**THE EXERCISE**
Identify all lines below that hold "Crime" and collect them.

**RECORDED INFORMATION**

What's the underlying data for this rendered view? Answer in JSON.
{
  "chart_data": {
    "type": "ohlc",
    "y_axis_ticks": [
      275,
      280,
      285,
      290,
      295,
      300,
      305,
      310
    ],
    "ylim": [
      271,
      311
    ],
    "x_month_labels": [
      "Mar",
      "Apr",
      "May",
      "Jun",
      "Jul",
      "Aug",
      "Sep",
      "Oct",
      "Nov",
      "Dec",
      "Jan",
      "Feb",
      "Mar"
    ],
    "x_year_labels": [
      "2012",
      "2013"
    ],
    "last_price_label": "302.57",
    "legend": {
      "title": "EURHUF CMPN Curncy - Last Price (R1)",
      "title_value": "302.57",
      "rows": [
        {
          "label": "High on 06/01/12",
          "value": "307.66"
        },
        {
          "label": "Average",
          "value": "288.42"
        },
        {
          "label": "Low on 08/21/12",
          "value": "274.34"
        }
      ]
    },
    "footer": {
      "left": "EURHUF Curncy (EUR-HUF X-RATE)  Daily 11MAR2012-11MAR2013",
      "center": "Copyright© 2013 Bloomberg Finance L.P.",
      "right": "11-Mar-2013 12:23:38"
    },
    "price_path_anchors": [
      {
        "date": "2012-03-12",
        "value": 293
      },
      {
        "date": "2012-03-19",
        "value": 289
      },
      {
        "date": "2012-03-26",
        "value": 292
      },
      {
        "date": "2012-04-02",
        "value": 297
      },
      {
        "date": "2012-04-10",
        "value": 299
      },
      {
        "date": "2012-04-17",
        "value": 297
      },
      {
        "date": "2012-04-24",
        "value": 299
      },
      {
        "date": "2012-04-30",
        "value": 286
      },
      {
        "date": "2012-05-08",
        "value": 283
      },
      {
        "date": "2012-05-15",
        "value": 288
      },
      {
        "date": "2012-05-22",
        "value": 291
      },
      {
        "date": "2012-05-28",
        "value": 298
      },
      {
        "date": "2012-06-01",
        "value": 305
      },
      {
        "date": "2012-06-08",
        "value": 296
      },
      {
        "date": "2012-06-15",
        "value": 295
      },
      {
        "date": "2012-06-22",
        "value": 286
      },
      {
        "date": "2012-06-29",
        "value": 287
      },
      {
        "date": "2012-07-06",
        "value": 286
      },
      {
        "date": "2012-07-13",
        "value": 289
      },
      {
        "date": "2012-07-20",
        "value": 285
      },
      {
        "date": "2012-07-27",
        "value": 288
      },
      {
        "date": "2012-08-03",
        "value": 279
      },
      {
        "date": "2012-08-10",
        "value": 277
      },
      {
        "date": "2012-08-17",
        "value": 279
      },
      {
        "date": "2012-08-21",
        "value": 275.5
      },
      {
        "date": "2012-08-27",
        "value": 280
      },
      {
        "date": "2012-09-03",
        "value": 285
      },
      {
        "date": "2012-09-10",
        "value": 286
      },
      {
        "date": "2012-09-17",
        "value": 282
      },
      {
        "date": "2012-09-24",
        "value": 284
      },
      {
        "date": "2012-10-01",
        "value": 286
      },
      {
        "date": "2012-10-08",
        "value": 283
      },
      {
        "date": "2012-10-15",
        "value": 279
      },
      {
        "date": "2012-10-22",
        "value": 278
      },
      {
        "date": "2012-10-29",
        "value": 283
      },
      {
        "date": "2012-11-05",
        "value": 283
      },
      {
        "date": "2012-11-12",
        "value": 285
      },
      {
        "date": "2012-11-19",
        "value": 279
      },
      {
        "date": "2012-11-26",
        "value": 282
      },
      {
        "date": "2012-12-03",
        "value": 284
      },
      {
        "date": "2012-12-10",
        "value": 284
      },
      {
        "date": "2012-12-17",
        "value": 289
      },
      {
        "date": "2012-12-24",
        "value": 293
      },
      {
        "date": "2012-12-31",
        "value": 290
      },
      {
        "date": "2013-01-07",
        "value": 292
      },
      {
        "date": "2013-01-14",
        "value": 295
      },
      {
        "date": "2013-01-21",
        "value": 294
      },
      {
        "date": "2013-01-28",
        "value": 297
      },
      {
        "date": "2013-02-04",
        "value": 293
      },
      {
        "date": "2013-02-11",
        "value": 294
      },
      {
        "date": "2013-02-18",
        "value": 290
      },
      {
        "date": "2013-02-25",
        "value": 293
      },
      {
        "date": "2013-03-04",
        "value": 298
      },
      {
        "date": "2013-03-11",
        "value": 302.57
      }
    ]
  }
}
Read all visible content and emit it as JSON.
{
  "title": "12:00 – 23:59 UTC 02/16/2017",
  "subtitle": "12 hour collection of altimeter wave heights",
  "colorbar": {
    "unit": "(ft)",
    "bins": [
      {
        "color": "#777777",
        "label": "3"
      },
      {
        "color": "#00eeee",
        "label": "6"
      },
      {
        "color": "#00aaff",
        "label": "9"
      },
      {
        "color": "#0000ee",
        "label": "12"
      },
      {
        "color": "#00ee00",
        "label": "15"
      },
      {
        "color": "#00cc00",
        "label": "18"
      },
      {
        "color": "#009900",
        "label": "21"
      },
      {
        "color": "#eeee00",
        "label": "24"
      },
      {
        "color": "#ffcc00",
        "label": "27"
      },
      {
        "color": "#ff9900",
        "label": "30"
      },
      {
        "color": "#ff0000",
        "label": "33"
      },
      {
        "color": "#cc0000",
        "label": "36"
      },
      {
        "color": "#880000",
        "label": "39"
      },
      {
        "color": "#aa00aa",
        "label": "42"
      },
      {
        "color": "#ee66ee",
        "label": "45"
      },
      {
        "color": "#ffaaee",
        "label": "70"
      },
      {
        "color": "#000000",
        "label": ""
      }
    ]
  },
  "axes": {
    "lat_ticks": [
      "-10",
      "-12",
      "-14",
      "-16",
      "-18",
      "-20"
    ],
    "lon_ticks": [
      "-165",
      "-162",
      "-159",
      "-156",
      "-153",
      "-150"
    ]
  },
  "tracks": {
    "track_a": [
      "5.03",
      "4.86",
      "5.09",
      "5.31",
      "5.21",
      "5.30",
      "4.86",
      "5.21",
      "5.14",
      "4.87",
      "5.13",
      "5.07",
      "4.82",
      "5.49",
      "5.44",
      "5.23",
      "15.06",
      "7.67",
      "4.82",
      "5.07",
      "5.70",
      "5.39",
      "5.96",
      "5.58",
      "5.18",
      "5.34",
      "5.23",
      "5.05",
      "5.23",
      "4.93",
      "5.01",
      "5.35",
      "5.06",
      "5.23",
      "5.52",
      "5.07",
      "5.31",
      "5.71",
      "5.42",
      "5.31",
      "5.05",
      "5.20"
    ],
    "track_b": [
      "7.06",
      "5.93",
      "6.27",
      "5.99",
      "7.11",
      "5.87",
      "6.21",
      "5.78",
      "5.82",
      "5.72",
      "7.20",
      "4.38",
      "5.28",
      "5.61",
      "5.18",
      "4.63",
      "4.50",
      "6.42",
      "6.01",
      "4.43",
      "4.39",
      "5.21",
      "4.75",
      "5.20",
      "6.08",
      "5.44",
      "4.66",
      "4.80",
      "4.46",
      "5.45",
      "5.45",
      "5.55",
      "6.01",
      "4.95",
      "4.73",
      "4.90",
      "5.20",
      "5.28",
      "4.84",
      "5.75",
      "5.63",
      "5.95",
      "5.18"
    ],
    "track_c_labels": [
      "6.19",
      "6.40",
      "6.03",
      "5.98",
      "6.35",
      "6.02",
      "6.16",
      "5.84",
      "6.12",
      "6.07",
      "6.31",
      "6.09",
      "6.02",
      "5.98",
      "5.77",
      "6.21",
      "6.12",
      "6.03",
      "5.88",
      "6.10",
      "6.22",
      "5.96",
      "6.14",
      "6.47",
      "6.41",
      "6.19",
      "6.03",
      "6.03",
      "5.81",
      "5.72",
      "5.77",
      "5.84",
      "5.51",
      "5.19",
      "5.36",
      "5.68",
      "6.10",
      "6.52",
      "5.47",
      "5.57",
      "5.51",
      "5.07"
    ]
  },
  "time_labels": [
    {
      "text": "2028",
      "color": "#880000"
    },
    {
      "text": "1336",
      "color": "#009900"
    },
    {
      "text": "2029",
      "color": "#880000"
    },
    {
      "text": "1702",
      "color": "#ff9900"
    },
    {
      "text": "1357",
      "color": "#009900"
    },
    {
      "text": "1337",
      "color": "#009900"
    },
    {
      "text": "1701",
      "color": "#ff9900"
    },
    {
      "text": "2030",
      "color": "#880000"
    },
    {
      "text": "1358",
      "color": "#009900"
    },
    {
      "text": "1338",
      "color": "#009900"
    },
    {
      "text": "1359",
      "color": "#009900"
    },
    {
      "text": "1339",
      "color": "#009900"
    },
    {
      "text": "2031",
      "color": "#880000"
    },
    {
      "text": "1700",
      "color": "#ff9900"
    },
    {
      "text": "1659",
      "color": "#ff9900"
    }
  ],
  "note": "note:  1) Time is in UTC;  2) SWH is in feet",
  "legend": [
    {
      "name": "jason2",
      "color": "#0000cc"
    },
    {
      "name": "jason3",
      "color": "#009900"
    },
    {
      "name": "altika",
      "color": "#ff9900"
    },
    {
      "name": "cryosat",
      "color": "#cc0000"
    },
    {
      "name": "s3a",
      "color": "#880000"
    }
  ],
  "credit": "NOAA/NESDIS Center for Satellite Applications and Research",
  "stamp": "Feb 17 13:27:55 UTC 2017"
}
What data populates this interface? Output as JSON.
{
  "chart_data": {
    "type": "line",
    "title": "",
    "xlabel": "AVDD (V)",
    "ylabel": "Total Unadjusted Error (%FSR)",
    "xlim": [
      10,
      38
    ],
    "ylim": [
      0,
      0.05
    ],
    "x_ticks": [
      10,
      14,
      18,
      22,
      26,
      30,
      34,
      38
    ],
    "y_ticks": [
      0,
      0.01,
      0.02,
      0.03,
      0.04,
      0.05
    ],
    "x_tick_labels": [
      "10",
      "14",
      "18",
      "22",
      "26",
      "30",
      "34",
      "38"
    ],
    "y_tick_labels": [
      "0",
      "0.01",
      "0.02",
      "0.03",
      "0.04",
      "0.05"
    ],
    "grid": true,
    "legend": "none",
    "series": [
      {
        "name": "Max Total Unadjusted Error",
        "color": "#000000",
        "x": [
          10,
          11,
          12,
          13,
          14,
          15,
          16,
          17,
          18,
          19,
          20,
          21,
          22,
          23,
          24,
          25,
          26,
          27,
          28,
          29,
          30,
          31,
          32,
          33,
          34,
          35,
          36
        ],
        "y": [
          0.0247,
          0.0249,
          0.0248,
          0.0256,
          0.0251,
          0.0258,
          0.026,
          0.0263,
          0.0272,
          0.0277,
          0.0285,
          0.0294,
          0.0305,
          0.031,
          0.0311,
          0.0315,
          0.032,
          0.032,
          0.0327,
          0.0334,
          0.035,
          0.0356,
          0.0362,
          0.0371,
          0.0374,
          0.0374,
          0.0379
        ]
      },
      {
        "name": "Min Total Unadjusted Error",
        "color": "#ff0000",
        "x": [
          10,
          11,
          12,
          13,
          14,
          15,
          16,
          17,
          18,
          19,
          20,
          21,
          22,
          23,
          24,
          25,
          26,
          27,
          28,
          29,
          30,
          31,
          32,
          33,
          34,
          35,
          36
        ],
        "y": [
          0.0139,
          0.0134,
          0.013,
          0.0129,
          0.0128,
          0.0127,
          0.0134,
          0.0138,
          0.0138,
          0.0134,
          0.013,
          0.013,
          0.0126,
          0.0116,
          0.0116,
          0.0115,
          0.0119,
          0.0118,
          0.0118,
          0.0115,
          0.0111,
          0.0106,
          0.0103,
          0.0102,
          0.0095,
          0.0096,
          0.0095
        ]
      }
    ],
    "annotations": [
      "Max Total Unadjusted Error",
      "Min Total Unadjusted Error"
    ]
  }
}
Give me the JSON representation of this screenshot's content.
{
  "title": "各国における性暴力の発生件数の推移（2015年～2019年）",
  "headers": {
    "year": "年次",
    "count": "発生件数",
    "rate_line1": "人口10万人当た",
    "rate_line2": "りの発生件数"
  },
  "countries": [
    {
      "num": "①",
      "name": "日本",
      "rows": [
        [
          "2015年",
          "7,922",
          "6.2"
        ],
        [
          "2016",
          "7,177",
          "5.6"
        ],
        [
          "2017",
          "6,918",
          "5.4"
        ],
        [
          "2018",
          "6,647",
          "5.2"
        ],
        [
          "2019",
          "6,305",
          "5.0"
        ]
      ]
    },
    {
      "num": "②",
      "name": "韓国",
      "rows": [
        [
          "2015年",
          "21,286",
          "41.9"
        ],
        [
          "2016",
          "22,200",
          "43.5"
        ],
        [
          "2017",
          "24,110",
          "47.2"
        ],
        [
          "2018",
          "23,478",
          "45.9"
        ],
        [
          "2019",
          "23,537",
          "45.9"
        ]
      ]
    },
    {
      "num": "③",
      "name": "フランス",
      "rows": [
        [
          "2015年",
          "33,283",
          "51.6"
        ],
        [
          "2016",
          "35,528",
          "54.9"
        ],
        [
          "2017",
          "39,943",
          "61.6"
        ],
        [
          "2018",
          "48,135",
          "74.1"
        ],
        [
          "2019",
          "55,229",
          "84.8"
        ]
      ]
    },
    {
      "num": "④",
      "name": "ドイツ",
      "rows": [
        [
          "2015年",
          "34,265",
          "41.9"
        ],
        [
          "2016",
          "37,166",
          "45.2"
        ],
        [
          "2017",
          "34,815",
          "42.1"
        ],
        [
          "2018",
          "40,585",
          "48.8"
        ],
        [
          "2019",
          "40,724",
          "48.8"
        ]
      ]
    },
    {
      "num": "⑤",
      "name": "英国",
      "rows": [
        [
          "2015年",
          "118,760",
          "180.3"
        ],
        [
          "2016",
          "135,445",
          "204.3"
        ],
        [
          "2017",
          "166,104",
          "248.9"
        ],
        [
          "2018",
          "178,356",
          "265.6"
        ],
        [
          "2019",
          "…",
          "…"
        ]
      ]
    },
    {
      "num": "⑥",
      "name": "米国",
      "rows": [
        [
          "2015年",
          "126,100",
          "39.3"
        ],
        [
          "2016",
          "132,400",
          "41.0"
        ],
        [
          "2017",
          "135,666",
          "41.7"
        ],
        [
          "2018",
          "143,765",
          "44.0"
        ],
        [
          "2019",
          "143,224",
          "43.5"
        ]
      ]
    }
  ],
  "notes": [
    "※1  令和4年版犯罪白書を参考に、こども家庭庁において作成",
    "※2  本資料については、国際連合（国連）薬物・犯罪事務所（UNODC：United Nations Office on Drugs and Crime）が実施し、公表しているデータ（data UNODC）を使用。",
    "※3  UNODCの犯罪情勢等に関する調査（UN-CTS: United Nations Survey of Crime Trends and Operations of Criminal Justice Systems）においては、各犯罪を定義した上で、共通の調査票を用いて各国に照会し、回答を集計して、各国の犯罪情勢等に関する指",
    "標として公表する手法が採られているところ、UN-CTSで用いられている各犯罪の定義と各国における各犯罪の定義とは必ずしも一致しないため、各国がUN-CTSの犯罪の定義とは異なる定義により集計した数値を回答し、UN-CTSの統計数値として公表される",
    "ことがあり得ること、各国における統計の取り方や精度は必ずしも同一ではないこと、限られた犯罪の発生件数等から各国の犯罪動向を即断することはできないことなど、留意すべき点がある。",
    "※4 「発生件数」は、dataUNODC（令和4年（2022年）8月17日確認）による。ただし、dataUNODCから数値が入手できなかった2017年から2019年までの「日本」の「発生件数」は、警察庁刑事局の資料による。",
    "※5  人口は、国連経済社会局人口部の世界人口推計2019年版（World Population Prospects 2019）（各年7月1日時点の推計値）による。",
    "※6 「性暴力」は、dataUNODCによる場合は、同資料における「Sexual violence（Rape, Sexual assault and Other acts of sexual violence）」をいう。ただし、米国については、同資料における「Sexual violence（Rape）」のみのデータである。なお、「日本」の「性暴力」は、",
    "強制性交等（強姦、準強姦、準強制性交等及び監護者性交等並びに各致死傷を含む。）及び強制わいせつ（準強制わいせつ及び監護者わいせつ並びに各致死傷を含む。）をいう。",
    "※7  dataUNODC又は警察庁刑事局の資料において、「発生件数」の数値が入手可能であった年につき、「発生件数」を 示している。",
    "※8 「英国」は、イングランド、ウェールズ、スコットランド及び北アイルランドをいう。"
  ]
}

**ANSWER**
    "※2  本資料については、国際連合（国連）薬物・犯罪事務所（UNODC：United Nations Office on Drugs and Crime）が実施し、公表しているデータ（data UNODC）を使用。",
    "※3  UNODCの犯罪情勢等に関する調査（UN-CTS: United Nations Survey of Crime Trends and Operations of Criminal Justice Systems）においては、各犯罪を定義した上で、共通の調査票を用いて各国に照会し、回答を集計して、各国の犯罪情勢等に関する指",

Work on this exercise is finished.